Begin LISTED ENTRIES

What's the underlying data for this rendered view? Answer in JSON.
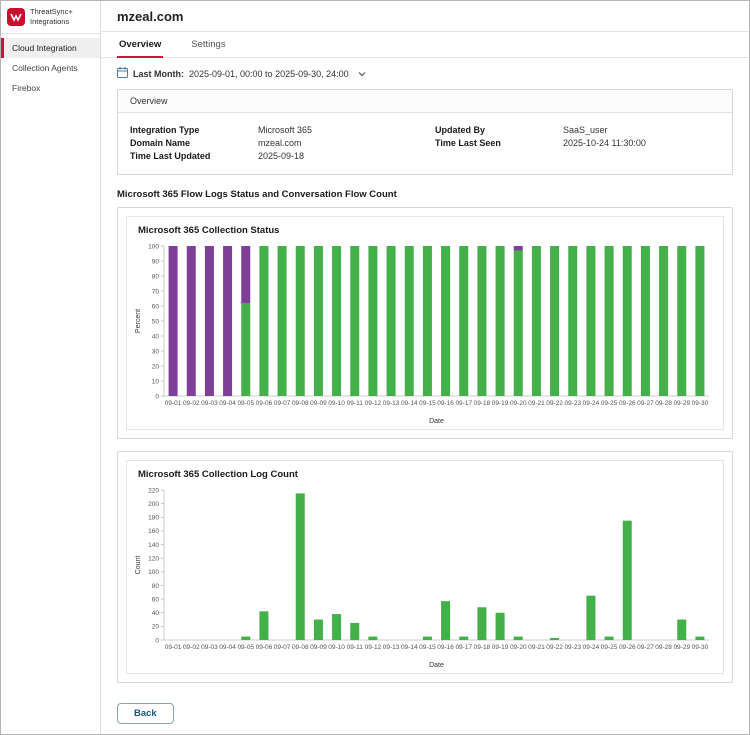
{
  "sidebar": {
    "logo_title": "ThreatSync+",
    "logo_subtitle": "Integrations",
    "items": [
      {
        "label": "Cloud Integration",
        "active": true
      },
      {
        "label": "Collection Agents",
        "active": false
      },
      {
        "label": "Firebox",
        "active": false
      }
    ]
  },
  "header": {
    "title": "mzeal.com"
  },
  "tabs": [
    {
      "label": "Overview",
      "active": true
    },
    {
      "label": "Settings",
      "active": false
    }
  ],
  "date_filter": {
    "label": "Last Month:",
    "value": "2025-09-01, 00:00 to 2025-09-30, 24:00"
  },
  "overview_card": {
    "title": "Overview",
    "fields_left": [
      {
        "label": "Integration Type",
        "value": "Microsoft 365"
      },
      {
        "label": "Domain Name",
        "value": "mzeal.com"
      },
      {
        "label": "Time Last Updated",
        "value": "2025-09-18"
      }
    ],
    "fields_right": [
      {
        "label": "Updated By",
        "value": "SaaS_user"
      },
      {
        "label": "Time Last Seen",
        "value": "2025-10-24 11:30:00"
      }
    ]
  },
  "section_title": "Microsoft 365 Flow Logs Status and Conversation Flow Count",
  "back_button": "Back",
  "colors": {
    "green": "#43b04a",
    "purple": "#7d3f98",
    "red": "#d0103a"
  },
  "chart_data": [
    {
      "type": "bar",
      "stacked": true,
      "title": "Microsoft 365 Collection Status",
      "xlabel": "Date",
      "ylabel": "Percent",
      "ylim": [
        0,
        100
      ],
      "ytick_step": 10,
      "grid": false,
      "legend": "none",
      "categories": [
        "09-01",
        "09-02",
        "09-03",
        "09-04",
        "09-05",
        "09-06",
        "09-07",
        "09-08",
        "09-09",
        "09-10",
        "09-11",
        "09-12",
        "09-13",
        "09-14",
        "09-15",
        "09-16",
        "09-17",
        "09-18",
        "09-19",
        "09-20",
        "09-21",
        "09-22",
        "09-23",
        "09-24",
        "09-25",
        "09-26",
        "09-27",
        "09-28",
        "09-29",
        "09-30"
      ],
      "series": [
        {
          "name": "collected",
          "color": "#43b04a",
          "values": [
            0,
            0,
            0,
            0,
            62,
            100,
            100,
            100,
            100,
            100,
            100,
            100,
            100,
            100,
            100,
            100,
            100,
            100,
            100,
            97,
            100,
            100,
            100,
            100,
            100,
            100,
            100,
            100,
            100,
            100
          ]
        },
        {
          "name": "not-collected",
          "color": "#7d3f98",
          "values": [
            100,
            100,
            100,
            100,
            38,
            0,
            0,
            0,
            0,
            0,
            0,
            0,
            0,
            0,
            0,
            0,
            0,
            0,
            0,
            3,
            0,
            0,
            0,
            0,
            0,
            0,
            0,
            0,
            0,
            0
          ]
        }
      ]
    },
    {
      "type": "bar",
      "stacked": false,
      "title": "Microsoft 365 Collection Log Count",
      "xlabel": "Date",
      "ylabel": "Count",
      "ylim": [
        0,
        220
      ],
      "ytick_step": 20,
      "grid": false,
      "legend": "none",
      "categories": [
        "09-01",
        "09-02",
        "09-03",
        "09-04",
        "09-05",
        "09-06",
        "09-07",
        "09-08",
        "09-09",
        "09-10",
        "09-11",
        "09-12",
        "09-13",
        "09-14",
        "09-15",
        "09-16",
        "09-17",
        "09-18",
        "09-19",
        "09-20",
        "09-21",
        "09-22",
        "09-23",
        "09-24",
        "09-25",
        "09-26",
        "09-27",
        "09-28",
        "09-29",
        "09-30"
      ],
      "series": [
        {
          "name": "log-count",
          "color": "#43b04a",
          "values": [
            0,
            0,
            0,
            0,
            5,
            42,
            0,
            215,
            30,
            38,
            25,
            5,
            0,
            0,
            5,
            57,
            5,
            48,
            40,
            5,
            0,
            3,
            0,
            65,
            5,
            175,
            0,
            0,
            30,
            5
          ]
        }
      ]
    }
  ]
}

End LISTED ENTRIES

— YOUR INSTRUCTIONS —
Identify each line in the records above containing the word "true"; copy those lines.

— EXERCISE RESPONSE —
        "active": true
      "active": true
      "stacked": true,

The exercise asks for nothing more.